PROBLEM DESCRIPTION:
Your task is to copy the listing exactly. Drop any pictures from the copy.

DATA SUPPLIED:
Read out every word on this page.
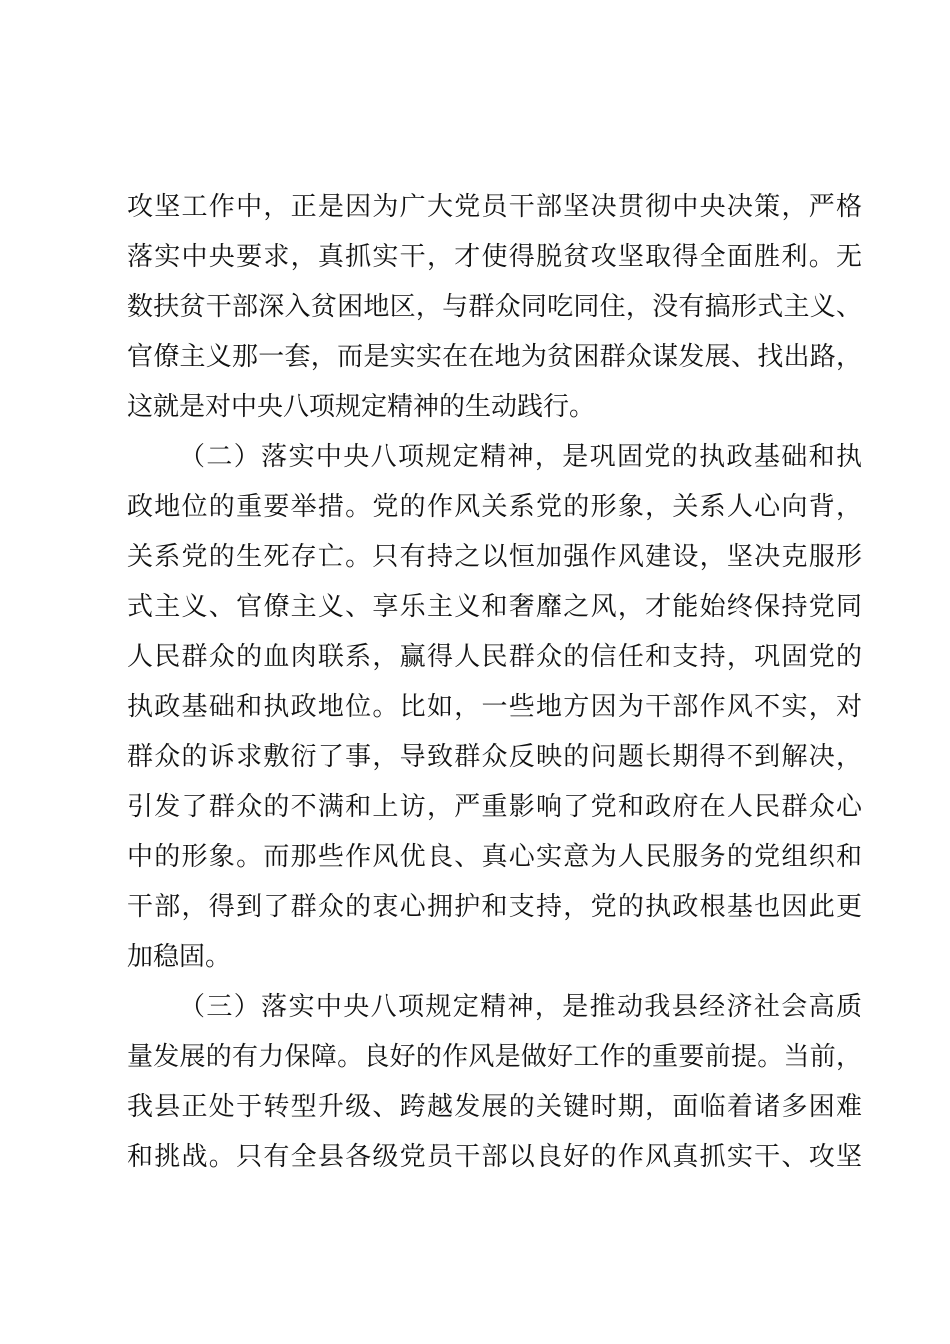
攻坚工作中，正是因为广大党员干部坚决贯彻中央决策，严格
落实中央要求，真抓实干，才使得脱贫攻坚取得全面胜利。无
数扶贫干部深入贫困地区，与群众同吃同住，没有搞形式主义、
官僚主义那一套，而是实实在在地为贫困群众谋发展、找出路，
这就是对中央八项规定精神的生动践行。
（二）落实中央八项规定精神，是巩固党的执政基础和执
政地位的重要举措。党的作风关系党的形象，关系人心向背，
关系党的生死存亡。只有持之以恒加强作风建设，坚决克服形
式主义、官僚主义、享乐主义和奢靡之风，才能始终保持党同
人民群众的血肉联系，赢得人民群众的信任和支持，巩固党的
执政基础和执政地位。比如，一些地方因为干部作风不实，对
群众的诉求敷衍了事，导致群众反映的问题长期得不到解决，
引发了群众的不满和上访，严重影响了党和政府在人民群众心
中的形象。而那些作风优良、真心实意为人民服务的党组织和
干部，得到了群众的衷心拥护和支持，党的执政根基也因此更
加稳固。
（三）落实中央八项规定精神，是推动我县经济社会高质
量发展的有力保障。良好的作风是做好工作的重要前提。当前，
我县正处于转型升级、跨越发展的关键时期，面临着诸多困难
和挑战。只有全县各级党员干部以良好的作风真抓实干、攻坚
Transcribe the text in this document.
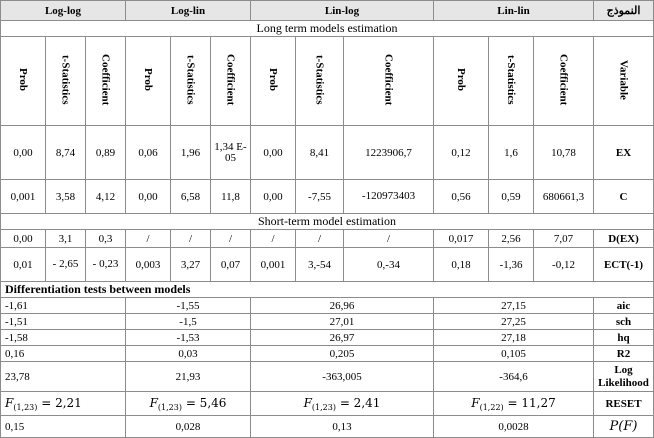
Log-log			Log-lin			Lin-log			Lin-lin			النموذج
Long term models estimation												
Prob	t-Statistics	Coefficient	Prob	t-Statistics	Coefficient	Prob	t-Statistics	Coefficient	Prob	t-Statistics	Coefficient	Variable
0,00	8,74	0,89	0,06	1,96	1,34 E-05	0,00	8,41	1223906,7	0,12	1,6	10,78	EX
0,001	3,58	4,12	0,00	6,58	11,8	0,00	-7,55	-120973403	0,56	0,59	680661,3	C
Short-term model estimation												
0,00	3,1	0,3	/	/	/	/	/	/	0,017	2,56	7,07	D(EX)
0,01	- 2,65	- 0,23	0,003	3,27	0,07	0,001	3,-54	0,-34	0,18	-1,36	-0,12	ECT(-1)
Differentiation tests between models												
-1,61			-1,55			26,96			27,15			aic
-1,51			-1,5			27,01			27,25			sch
-1,58			-1,53			26,97			27,18			hq
0,16			0,03			0,205			0,105			R2
23,78			21,93			-363,005			-364,6			Log Likelihood
$F_{(1,23)} = 2,21$			$F_{(1,23)} = 5,46$			$F_{(1,23)} = 2,41$			$F_{(1,22)} = 11,27$			RESET
0,15			0,028			0,13			0,0028			P(F)
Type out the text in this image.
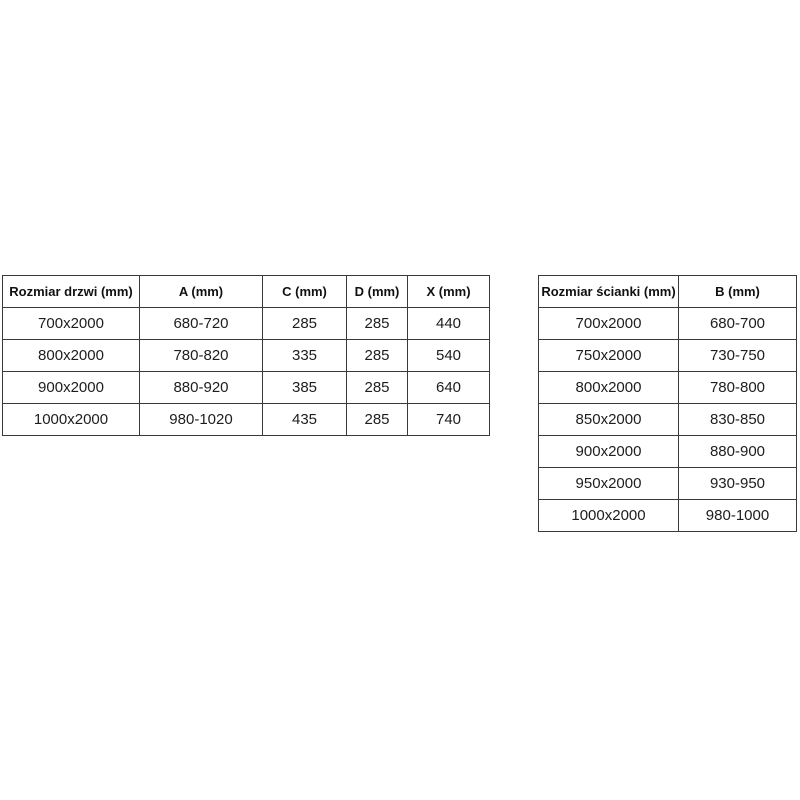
Rozmiar drzwi (mm)	A (mm)	C (mm)	D (mm)	X (mm)
700x2000	680-720	285	285	440
800x2000	780-820	335	285	540
900x2000	880-920	385	285	640
1000x2000	980-1020	435	285	740
Rozmiar ścianki (mm)	B (mm)
700x2000	680-700
750x2000	730-750
800x2000	780-800
850x2000	830-850
900x2000	880-900
950x2000	930-950
1000x2000	980-1000
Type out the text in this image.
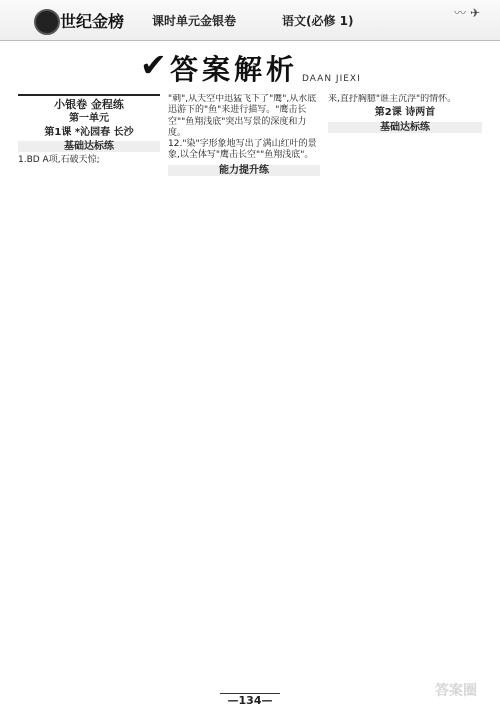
世纪金榜 课时单元金银卷	语文(必修 1)
〰 ✈
✔ 答案解析 DAAN JIEXI
小银卷 金程练
第一单元
第1课 *沁园春 长沙
基础达标练

1.BD A项,石破天惊;

"刺",从天空中迅猛飞下了"鹰",从水底迅游下的"鱼"来进行描写。"鹰击长空""鱼翔浅底"突出写景的深度和力度。

12."染"字形象地写出了满山红叶的景象,以全体写"鹰击长空""鱼翔浅底"。

能力提升练

来,直抒胸臆"谁主沉浮"的情怀。

第2课 诗两首
基础达标练
—134—
答案圈
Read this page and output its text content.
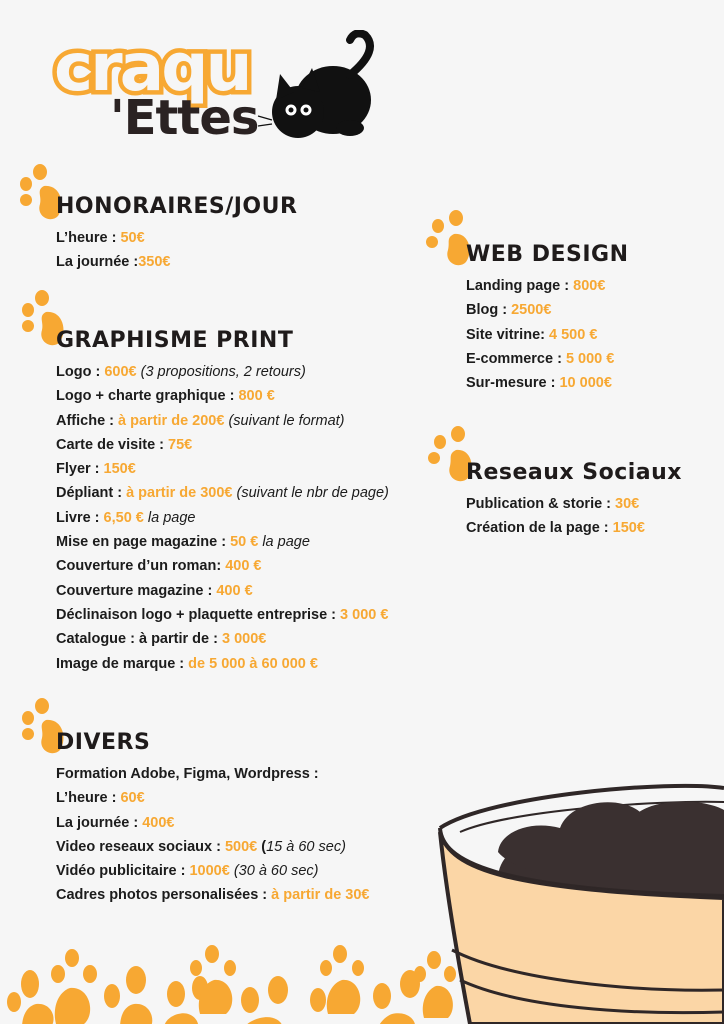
craqu
'Ettes
HONORAIRES/JOUR
L’heure : 50€
La journée :350€
GRAPHISME PRINT
Logo : 600€ (3 propositions, 2 retours)
Logo + charte graphique : 800 €
Affiche : à partir de 200€ (suivant le format)
Carte de visite : 75€
Flyer : 150€
Dépliant : à partir de 300€ (suivant le nbr de page)
Livre : 6,50 € la page
Mise en page magazine : 50 € la page
Couverture d’un roman: 400 €
Couverture magazine : 400 €
Déclinaison logo + plaquette entreprise : 3 000 €
Catalogue : à partir de : 3 000€
Image de marque : de 5 000 à 60 000 €
DIVERS
Formation Adobe, Figma, Wordpress :
L’heure : 60€
La journée : 400€
Video reseaux sociaux : 500€ (15 à 60 sec)
Vidéo publicitaire : 1000€ (30 à 60 sec)
Cadres photos personalisées : à partir de 30€
WEB DESIGN
Landing page : 800€
Blog : 2500€
Site vitrine: 4 500 €
E-commerce : 5 000 €
Sur-mesure : 10 000€
Reseaux Sociaux
Publication & storie : 30€
Création de la page : 150€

THE SOLUTION:
Read out every word on this page.
攻坚工作中，正是因为广大党员干部坚决贯彻中央决策，严格
落实中央要求，真抓实干，才使得脱贫攻坚取得全面胜利。无
数扶贫干部深入贫困地区，与群众同吃同住，没有搞形式主义、
官僚主义那一套，而是实实在在地为贫困群众谋发展、找出路，
这就是对中央八项规定精神的生动践行。
（二）落实中央八项规定精神，是巩固党的执政基础和执
政地位的重要举措。党的作风关系党的形象，关系人心向背，
关系党的生死存亡。只有持之以恒加强作风建设，坚决克服形
式主义、官僚主义、享乐主义和奢靡之风，才能始终保持党同
人民群众的血肉联系，赢得人民群众的信任和支持，巩固党的
执政基础和执政地位。比如，一些地方因为干部作风不实，对
群众的诉求敷衍了事，导致群众反映的问题长期得不到解决，
引发了群众的不满和上访，严重影响了党和政府在人民群众心
中的形象。而那些作风优良、真心实意为人民服务的党组织和
干部，得到了群众的衷心拥护和支持，党的执政根基也因此更
加稳固。
（三）落实中央八项规定精神，是推动我县经济社会高质
量发展的有力保障。良好的作风是做好工作的重要前提。当前，
我县正处于转型升级、跨越发展的关键时期，面临着诸多困难
和挑战。只有全县各级党员干部以良好的作风真抓实干、攻坚
Transcribe the text in this document.
Log-log			Log-lin			Lin-log			Lin-lin			النموذج
Long term models estimation												
Prob	t-Statistics	Coefficient	Prob	t-Statistics	Coefficient	Prob	t-Statistics	Coefficient	Prob	t-Statistics	Coefficient	Variable
0,00	8,74	0,89	0,06	1,96	1,34 E-05	0,00	8,41	1223906,7	0,12	1,6	10,78	EX
0,001	3,58	4,12	0,00	6,58	11,8	0,00	-7,55	-120973403	0,56	0,59	680661,3	C
Short-term model estimation												
0,00	3,1	0,3	/	/	/	/	/	/	0,017	2,56	7,07	D(EX)
0,01	- 2,65	- 0,23	0,003	3,27	0,07	0,001	3,-54	0,-34	0,18	-1,36	-0,12	ECT(-1)
Differentiation tests between models												
-1,61			-1,55			26,96			27,15			aic
-1,51			-1,5			27,01			27,25			sch
-1,58			-1,53			26,97			27,18			hq
0,16			0,03			0,205			0,105			R2
23,78			21,93			-363,005			-364,6			Log Likelihood
$F_{(1,23)} = 2,21$			$F_{(1,23)} = 5,46$			$F_{(1,23)} = 2,41$			$F_{(1,22)} = 11,27$			RESET
0,15			0,028			0,13			0,0028			P(F)
Type out the text in this image.
Rozmiar drzwi (mm)	A (mm)	C (mm)	D (mm)	X (mm)
700x2000	680-720	285	285	440
800x2000	780-820	335	285	540
900x2000	880-920	385	285	640
1000x2000	980-1020	435	285	740
Rozmiar ścianki (mm)	B (mm)
700x2000	680-700
750x2000	730-750
800x2000	780-800
850x2000	830-850
900x2000	880-900
950x2000	930-950
1000x2000	980-1000
Type out the text in this image.
世纪金榜 课时单元金银卷	语文(必修 1)
〰 ✈
✔ 答案解析 DAAN JIEXI
小银卷 金程练
第一单元
第1课 *沁园春 长沙
基础达标练

1.BD A项,石破天惊;

"刺",从天空中迅猛飞下了"鹰",从水底迅游下的"鱼"来进行描写。"鹰击长空""鱼翔浅底"突出写景的深度和力度。

12."染"字形象地写出了满山红叶的景象,以全体写"鹰击长空""鱼翔浅底"。

能力提升练

来,直抒胸臆"谁主沉浮"的情怀。

第2课 诗两首
基础达标练
—134—
答案圈
Read this page and output its text content.
craqu
'Ettes
HONORAIRES/JOUR
L’heure : 50€
La journée :350€
GRAPHISME PRINT
Logo : 600€ (3 propositions, 2 retours)
Logo + charte graphique : 800 €
Affiche : à partir de 200€ (suivant le format)
Carte de visite : 75€
Flyer : 150€
Dépliant : à partir de 300€ (suivant le nbr de page)
Livre : 6,50 € la page
Mise en page magazine : 50 € la page
Couverture d’un roman: 400 €
Couverture magazine : 400 €
Déclinaison logo + plaquette entreprise : 3 000 €
Catalogue : à partir de : 3 000€
Image de marque : de 5 000 à 60 000 €
DIVERS
Formation Adobe, Figma, Wordpress :
L’heure : 60€
La journée : 400€
Video reseaux sociaux : 500€ (15 à 60 sec)
Vidéo publicitaire : 1000€ (30 à 60 sec)
Cadres photos personalisées : à partir de 30€
WEB DESIGN
Landing page : 800€
Blog : 2500€
Site vitrine: 4 500 €
E-commerce : 5 000 €
Sur-mesure : 10 000€
Reseaux Sociaux
Publication & storie : 30€
Création de la page : 150€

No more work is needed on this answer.